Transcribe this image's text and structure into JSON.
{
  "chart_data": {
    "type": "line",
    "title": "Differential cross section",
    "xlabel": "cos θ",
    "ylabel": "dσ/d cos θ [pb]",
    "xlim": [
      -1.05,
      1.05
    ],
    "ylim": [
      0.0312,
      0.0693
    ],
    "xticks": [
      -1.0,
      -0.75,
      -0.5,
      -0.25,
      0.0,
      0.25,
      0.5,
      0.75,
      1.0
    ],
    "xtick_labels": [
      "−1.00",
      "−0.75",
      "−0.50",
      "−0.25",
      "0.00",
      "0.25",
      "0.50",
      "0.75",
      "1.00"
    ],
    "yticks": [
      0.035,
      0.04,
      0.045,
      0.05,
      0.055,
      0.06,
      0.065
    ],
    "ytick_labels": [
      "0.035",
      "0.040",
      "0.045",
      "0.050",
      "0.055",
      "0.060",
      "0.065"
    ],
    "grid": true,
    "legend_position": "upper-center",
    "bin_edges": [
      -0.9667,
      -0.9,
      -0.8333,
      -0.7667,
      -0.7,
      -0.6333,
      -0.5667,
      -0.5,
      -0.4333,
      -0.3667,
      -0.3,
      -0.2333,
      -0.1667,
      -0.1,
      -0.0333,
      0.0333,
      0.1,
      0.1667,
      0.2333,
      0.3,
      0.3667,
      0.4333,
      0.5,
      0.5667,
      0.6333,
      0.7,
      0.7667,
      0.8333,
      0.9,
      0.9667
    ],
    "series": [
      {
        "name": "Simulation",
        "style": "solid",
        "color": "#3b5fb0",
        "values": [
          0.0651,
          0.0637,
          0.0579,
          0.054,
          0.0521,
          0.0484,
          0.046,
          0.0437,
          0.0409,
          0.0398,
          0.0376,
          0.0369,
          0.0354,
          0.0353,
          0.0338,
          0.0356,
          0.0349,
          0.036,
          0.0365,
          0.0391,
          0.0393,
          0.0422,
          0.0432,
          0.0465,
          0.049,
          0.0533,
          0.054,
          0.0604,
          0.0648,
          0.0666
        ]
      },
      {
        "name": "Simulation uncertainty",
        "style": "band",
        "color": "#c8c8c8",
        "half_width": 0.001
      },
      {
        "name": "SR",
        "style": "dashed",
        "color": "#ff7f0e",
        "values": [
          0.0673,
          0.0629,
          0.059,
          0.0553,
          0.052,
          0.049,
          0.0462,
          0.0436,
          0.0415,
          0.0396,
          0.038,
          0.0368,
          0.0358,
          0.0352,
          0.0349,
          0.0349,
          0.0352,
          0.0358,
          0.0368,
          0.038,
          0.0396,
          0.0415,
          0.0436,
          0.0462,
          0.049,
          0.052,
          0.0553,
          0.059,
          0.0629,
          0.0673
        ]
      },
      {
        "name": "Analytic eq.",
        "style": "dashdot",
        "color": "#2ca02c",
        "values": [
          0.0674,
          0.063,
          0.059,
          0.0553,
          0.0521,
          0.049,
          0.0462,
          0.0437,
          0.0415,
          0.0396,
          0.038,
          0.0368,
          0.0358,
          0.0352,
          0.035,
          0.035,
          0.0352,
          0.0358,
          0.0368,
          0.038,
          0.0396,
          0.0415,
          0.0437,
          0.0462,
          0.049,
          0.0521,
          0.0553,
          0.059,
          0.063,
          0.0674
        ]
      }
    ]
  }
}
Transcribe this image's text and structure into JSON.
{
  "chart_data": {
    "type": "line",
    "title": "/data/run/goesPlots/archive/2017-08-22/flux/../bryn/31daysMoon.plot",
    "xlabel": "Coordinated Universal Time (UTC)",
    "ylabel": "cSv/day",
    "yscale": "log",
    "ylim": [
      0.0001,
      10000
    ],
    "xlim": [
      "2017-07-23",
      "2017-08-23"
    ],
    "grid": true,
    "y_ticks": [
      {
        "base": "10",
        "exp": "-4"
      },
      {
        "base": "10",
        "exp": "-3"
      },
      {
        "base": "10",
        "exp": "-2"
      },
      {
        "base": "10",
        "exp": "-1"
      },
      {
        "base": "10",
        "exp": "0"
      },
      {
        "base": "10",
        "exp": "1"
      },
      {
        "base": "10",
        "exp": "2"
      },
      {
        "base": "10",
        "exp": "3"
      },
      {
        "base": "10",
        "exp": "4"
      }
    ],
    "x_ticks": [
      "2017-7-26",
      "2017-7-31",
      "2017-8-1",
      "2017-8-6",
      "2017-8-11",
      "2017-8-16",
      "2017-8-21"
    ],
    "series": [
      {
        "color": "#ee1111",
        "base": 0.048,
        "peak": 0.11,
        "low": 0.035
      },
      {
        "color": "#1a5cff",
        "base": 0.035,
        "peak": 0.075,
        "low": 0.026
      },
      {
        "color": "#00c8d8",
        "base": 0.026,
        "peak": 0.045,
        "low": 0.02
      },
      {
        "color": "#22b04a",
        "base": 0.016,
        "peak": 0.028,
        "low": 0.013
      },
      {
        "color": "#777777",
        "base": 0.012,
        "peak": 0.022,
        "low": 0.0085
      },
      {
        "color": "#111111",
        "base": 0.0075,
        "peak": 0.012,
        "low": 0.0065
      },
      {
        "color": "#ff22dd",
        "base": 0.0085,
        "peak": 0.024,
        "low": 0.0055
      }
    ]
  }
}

→ **Aim**:
Reproduce the entries above in full, verbatim.

→ **The response**:
Transcribe this image's text and structure into JSON.
{
  "chart_data": {
    "type": "line",
    "title": "Differential cross section",
    "xlabel": "cos θ",
    "ylabel": "dσ/d cos θ [pb]",
    "xlim": [
      -1.05,
      1.05
    ],
    "ylim": [
      0.0312,
      0.0693
    ],
    "xticks": [
      -1.0,
      -0.75,
      -0.5,
      -0.25,
      0.0,
      0.25,
      0.5,
      0.75,
      1.0
    ],
    "xtick_labels": [
      "−1.00",
      "−0.75",
      "−0.50",
      "−0.25",
      "0.00",
      "0.25",
      "0.50",
      "0.75",
      "1.00"
    ],
    "yticks": [
      0.035,
      0.04,
      0.045,
      0.05,
      0.055,
      0.06,
      0.065
    ],
    "ytick_labels": [
      "0.035",
      "0.040",
      "0.045",
      "0.050",
      "0.055",
      "0.060",
      "0.065"
    ],
    "grid": true,
    "legend_position": "upper-center",
    "bin_edges": [
      -0.9667,
      -0.9,
      -0.8333,
      -0.7667,
      -0.7,
      -0.6333,
      -0.5667,
      -0.5,
      -0.4333,
      -0.3667,
      -0.3,
      -0.2333,
      -0.1667,
      -0.1,
      -0.0333,
      0.0333,
      0.1,
      0.1667,
      0.2333,
      0.3,
      0.3667,
      0.4333,
      0.5,
      0.5667,
      0.6333,
      0.7,
      0.7667,
      0.8333,
      0.9,
      0.9667
    ],
    "series": [
      {
        "name": "Simulation",
        "style": "solid",
        "color": "#3b5fb0",
        "values": [
          0.0651,
          0.0637,
          0.0579,
          0.054,
          0.0521,
          0.0484,
          0.046,
          0.0437,
          0.0409,
          0.0398,
          0.0376,
          0.0369,
          0.0354,
          0.0353,
          0.0338,
          0.0356,
          0.0349,
          0.036,
          0.0365,
          0.0391,
          0.0393,
          0.0422,
          0.0432,
          0.0465,
          0.049,
          0.0533,
          0.054,
          0.0604,
          0.0648,
          0.0666
        ]
      },
      {
        "name": "Simulation uncertainty",
        "style": "band",
        "color": "#c8c8c8",
        "half_width": 0.001
      },
      {
        "name": "SR",
        "style": "dashed",
        "color": "#ff7f0e",
        "values": [
          0.0673,
          0.0629,
          0.059,
          0.0553,
          0.052,
          0.049,
          0.0462,
          0.0436,
          0.0415,
          0.0396,
          0.038,
          0.0368,
          0.0358,
          0.0352,
          0.0349,
          0.0349,
          0.0352,
          0.0358,
          0.0368,
          0.038,
          0.0396,
          0.0415,
          0.0436,
          0.0462,
          0.049,
          0.052,
          0.0553,
          0.059,
          0.0629,
          0.0673
        ]
      },
      {
        "name": "Analytic eq.",
        "style": "dashdot",
        "color": "#2ca02c",
        "values": [
          0.0674,
          0.063,
          0.059,
          0.0553,
          0.0521,
          0.049,
          0.0462,
          0.0437,
          0.0415,
          0.0396,
          0.038,
          0.0368,
          0.0358,
          0.0352,
          0.035,
          0.035,
          0.0352,
          0.0358,
          0.0368,
          0.038,
          0.0396,
          0.0415,
          0.0437,
          0.0462,
          0.049,
          0.0521,
          0.0553,
          0.059,
          0.063,
          0.0674
        ]
      }
    ]
  }
}
Transcribe this image's text and structure into JSON.
{
  "chart_data": {
    "type": "line",
    "title": "/data/run/goesPlots/archive/2017-08-22/flux/../bryn/31daysMoon.plot",
    "xlabel": "Coordinated Universal Time (UTC)",
    "ylabel": "cSv/day",
    "yscale": "log",
    "ylim": [
      0.0001,
      10000
    ],
    "xlim": [
      "2017-07-23",
      "2017-08-23"
    ],
    "grid": true,
    "y_ticks": [
      {
        "base": "10",
        "exp": "-4"
      },
      {
        "base": "10",
        "exp": "-3"
      },
      {
        "base": "10",
        "exp": "-2"
      },
      {
        "base": "10",
        "exp": "-1"
      },
      {
        "base": "10",
        "exp": "0"
      },
      {
        "base": "10",
        "exp": "1"
      },
      {
        "base": "10",
        "exp": "2"
      },
      {
        "base": "10",
        "exp": "3"
      },
      {
        "base": "10",
        "exp": "4"
      }
    ],
    "x_ticks": [
      "2017-7-26",
      "2017-7-31",
      "2017-8-1",
      "2017-8-6",
      "2017-8-11",
      "2017-8-16",
      "2017-8-21"
    ],
    "series": [
      {
        "color": "#ee1111",
        "base": 0.048,
        "peak": 0.11,
        "low": 0.035
      },
      {
        "color": "#1a5cff",
        "base": 0.035,
        "peak": 0.075,
        "low": 0.026
      },
      {
        "color": "#00c8d8",
        "base": 0.026,
        "peak": 0.045,
        "low": 0.02
      },
      {
        "color": "#22b04a",
        "base": 0.016,
        "peak": 0.028,
        "low": 0.013
      },
      {
        "color": "#777777",
        "base": 0.012,
        "peak": 0.022,
        "low": 0.0085
      },
      {
        "color": "#111111",
        "base": 0.0075,
        "peak": 0.012,
        "low": 0.0065
      },
      {
        "color": "#ff22dd",
        "base": 0.0085,
        "peak": 0.024,
        "low": 0.0055
      }
    ]
  }
}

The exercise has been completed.